### TEXT PROVIDED:

· · · · ·

Second, it is significant to note that of the many constitutional provisions prescribing qualifications for constitutional offices, only those for county judges, school superintendents, and county attorneys specifically provide that the legislature has discretion to establish additional qualifications for those offices. Colo. Const. art. VI, § 16; Colo. Const. art. IX, § 6; Colo. Const. art. XIV, § 8. To conclude that the legislature’s plenary power vests it with the ability to add qualifications for all constitutionally created offices would render the above provisions redundant. Because we presume that each phrase of the constitution was included for a purpose, Colorado State Civil Serv. Employee Ass’n v. Love, 167 Colo. 436, 447, 448 P.2d 624, 628 (1968), the most reasonable conclusion to be drawn from these provisions is that the constitution only authorizes legislatively adopted qualifications where specifically allowed.
Third, we conclude that our precedent, rather than conflicting with the majority rule as the Board argues, actually supports it. For instance, in Yenter v. Baker, 126 Colo. 232, 248 P.2d 311 (1952), we considered whether a statute that provided that initia*1209tive petitions must be filed “at least eight months” before election violated article V of the Colorado Constitution, which provided that such petitions must be filed “at least four months” before the election. The plaintiff in Yenter argued that the four month constitutional requirement did not establish a minimum requirement which would always permit filing any time not less than four months prior to the election, but permitted the legislature to increase the minimum time requirement beyond the constitutionally mandated minimum.
In holding that where “the Constitution ... sets a limitation, the legislature may not make any other limitation than those provided in the Constitution,” id. at 241, 248 P.2d at 816, we relied on People v. McCormick, 261 Ill. 413, 103 N.E. 1053 (1913). In McCormick, the Illinois Supreme Court considered whether the legislature could increase the residency requirements beyond that set forth in the Illinois Constitution, which provided that no person shall be elected to any office “who shall not have resided in this state one year next preceding the election.” Id. 103 N.E. at 1056. The court ruled that, where the constitution declares the qualifications for office, they are exclusive and it is not within the power of the legislature to change or add to them. Id. The holding of Yenter supports the general rule that constitutionally imposed requirements for holding constitutional offices are exclusive.6
Thus, we conclude that the qualifications for the office of county assessor are fixed by the constitution and that the imposition of additional qualifications by the General Assembly is prohibited.

· · · · ·

### DATASET EXCERPTS:
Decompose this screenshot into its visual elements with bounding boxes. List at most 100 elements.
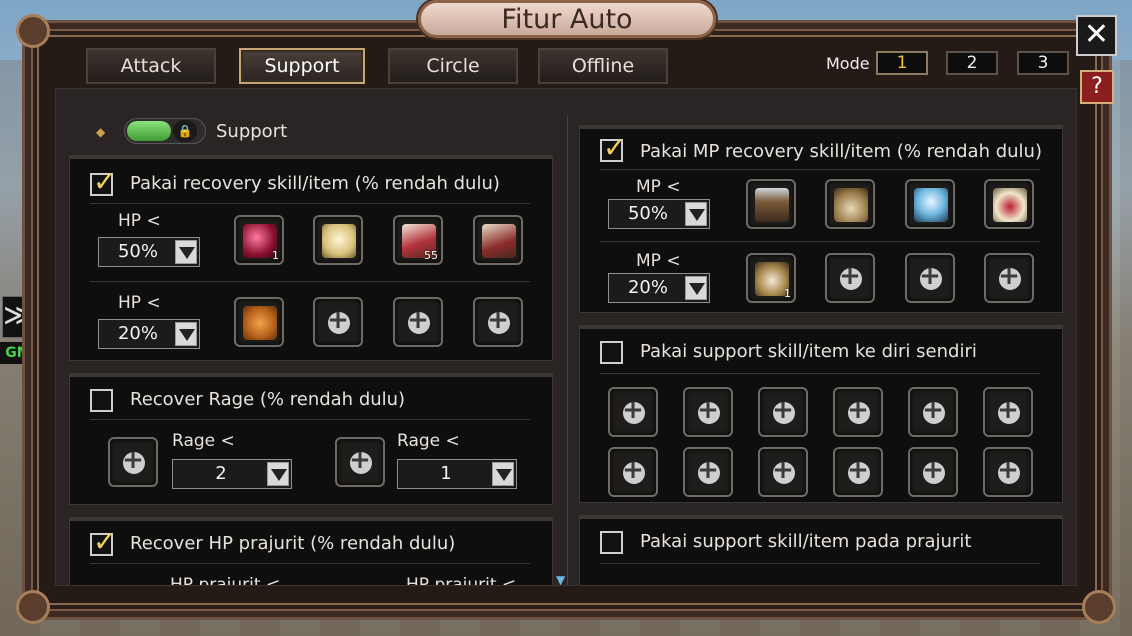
add-support-slot[interactable] [908,447,958,497]
divider [600,169,1040,170]
soldier-hp-label-right: HP prajurit < [406,575,517,586]
divider [90,281,530,282]
scroll-down-indicator-icon[interactable]: ▼ [556,573,565,585]
item-slot-bun[interactable] [313,215,363,265]
rage-threshold-dropdown-right[interactable]: 1 [397,459,517,489]
corner-ornament-icon [16,14,50,48]
add-support-slot[interactable] [908,387,958,437]
mp-recovery-panel: Pakai MP recovery skill/item (% rendah d… [579,125,1063,313]
mode-1-button[interactable]: 1 [876,51,928,75]
dropdown-value: 50% [627,203,668,224]
item-slot-bowl[interactable] [905,179,955,229]
dropdown-arrow-icon[interactable] [267,462,289,486]
help-button[interactable]: ? [1080,70,1114,104]
add-item-slot[interactable] [393,297,443,347]
item-slot-vase[interactable]: 1 [746,253,796,303]
rage-threshold-label-left: Rage < [172,431,235,451]
teapot-item-icon [834,188,868,222]
add-item-slot[interactable] [313,297,363,347]
water-bowl-item-icon [914,188,948,222]
dropdown-arrow-icon[interactable] [175,322,197,346]
self-support-checkbox[interactable] [600,341,623,364]
tab-offline[interactable]: Offline [538,48,668,84]
hp-threshold-label-2: HP < [118,293,161,313]
add-support-slot[interactable] [608,447,658,497]
window-title-bar: Fitur Auto [418,0,716,38]
mode-3-button[interactable]: 3 [1017,51,1069,75]
item-slot-teapot[interactable] [825,179,875,229]
soldier-hp-panel: Recover HP prajurit (% rendah dulu) HP p… [69,517,553,586]
divider [90,563,530,564]
mp-threshold-dropdown-1[interactable]: 50% [608,199,710,229]
tab-circle[interactable]: Circle [388,48,518,84]
steamed-bun-item-icon [322,224,356,258]
hp-threshold-dropdown-2[interactable]: 20% [98,319,200,349]
add-item-slot[interactable] [984,253,1034,303]
divider [90,419,530,420]
add-support-slot[interactable] [983,387,1033,437]
soldier-hp-checkbox[interactable] [90,525,116,558]
window-title: Fitur Auto [501,4,633,35]
add-support-slot[interactable] [683,447,733,497]
corner-ornament-icon [16,590,50,624]
add-item-slot[interactable] [825,253,875,303]
divider [600,373,1040,374]
support-toggle[interactable]: 🔒 [124,118,206,144]
hp-recovery-panel: Pakai recovery skill/item (% rendah dulu… [69,155,553,361]
hp-threshold-label-1: HP < [118,211,161,231]
rage-threshold-label-right: Rage < [397,431,460,451]
add-rage-item-slot[interactable] [108,437,158,487]
dropdown-arrow-icon[interactable] [492,462,514,486]
add-support-slot[interactable] [758,447,808,497]
close-button[interactable]: ✕ [1076,15,1117,56]
rage-recovery-title: Recover Rage (% rendah dulu) [130,389,406,410]
soldier-support-title: Pakai support skill/item pada prajurit [640,531,972,552]
item-slot-flower-potion[interactable]: 1 [234,215,284,265]
item-slot-barrel[interactable] [746,179,796,229]
mp-recovery-title: Pakai MP recovery skill/item (% rendah d… [640,141,1042,162]
dropdown-arrow-icon[interactable] [685,276,707,300]
mode-label: Mode [826,54,870,73]
mp-threshold-label-2: MP < [636,251,681,271]
tab-support[interactable]: Support [239,48,365,84]
add-item-slot[interactable] [473,297,523,347]
tab-attack[interactable]: Attack [86,48,216,84]
hp-recovery-checkbox[interactable] [90,165,116,198]
item-slot-pancake[interactable] [234,297,284,347]
add-item-slot[interactable] [905,253,955,303]
toggle-on-indicator [127,121,171,141]
rage-recovery-checkbox[interactable] [90,389,113,412]
divider [90,203,530,204]
mp-recovery-checkbox[interactable] [600,131,626,164]
soldier-support-panel: Pakai support skill/item pada prajurit [579,515,1063,585]
item-slot-jar[interactable] [984,179,1034,229]
add-support-slot[interactable] [683,387,733,437]
item-count: 1 [272,249,279,262]
dropdown-arrow-icon[interactable] [175,240,197,264]
corner-ornament-icon [1082,590,1116,624]
dropdown-value: 20% [627,277,668,298]
item-slot-cake[interactable]: 55 [393,215,443,265]
dropdown-value: 2 [215,463,227,484]
add-support-slot[interactable] [833,447,883,497]
mp-threshold-label-1: MP < [636,177,681,197]
add-support-slot[interactable] [758,387,808,437]
item-slot-meat[interactable] [473,215,523,265]
dropdown-arrow-icon[interactable] [685,202,707,226]
support-toggle-label: Support [216,121,288,142]
add-rage-item-slot[interactable] [335,437,385,487]
hp-threshold-dropdown-1[interactable]: 50% [98,237,200,267]
add-support-slot[interactable] [983,447,1033,497]
rage-threshold-dropdown-left[interactable]: 2 [172,459,292,489]
column-divider [567,115,568,585]
lock-icon: 🔒 [173,120,197,142]
mp-threshold-dropdown-2[interactable]: 20% [608,273,710,303]
soldier-support-checkbox[interactable] [600,531,623,554]
divider [600,563,1040,564]
add-support-slot[interactable] [608,387,658,437]
dropdown-value: 1 [440,463,452,484]
support-content-area: ◆ 🔒 Support Pakai recovery skill/item (%… [55,88,1077,586]
add-support-slot[interactable] [833,387,883,437]
mode-2-button[interactable]: 2 [946,51,998,75]
soldier-hp-label-left: HP prajurit < [170,575,281,586]
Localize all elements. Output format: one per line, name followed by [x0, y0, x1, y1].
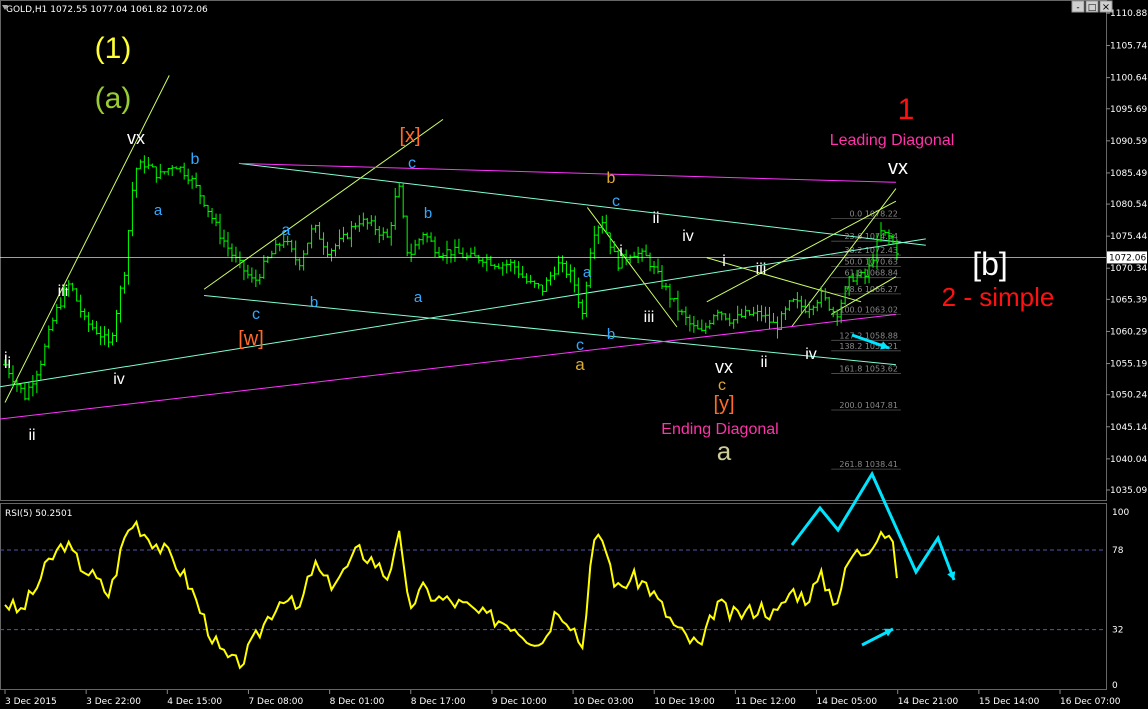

· · · · ·

### EXERCISE DETAILS:
Translate this sentence from the court opinion on county assessor qualifications into Spanish: "Thus, we conclude that the qualifications for the office of county assessor are fixed by the constitution and that the imposition of additional qualifications by the General Assembly is prohibited."

### RESULT OF THE TASK:
Por lo tanto, concluimos que los requisitos para el cargo de tasador del condado están fijados por la constitución y que la imposición de requisitos adicionales por parte de la Asamblea General está prohibida.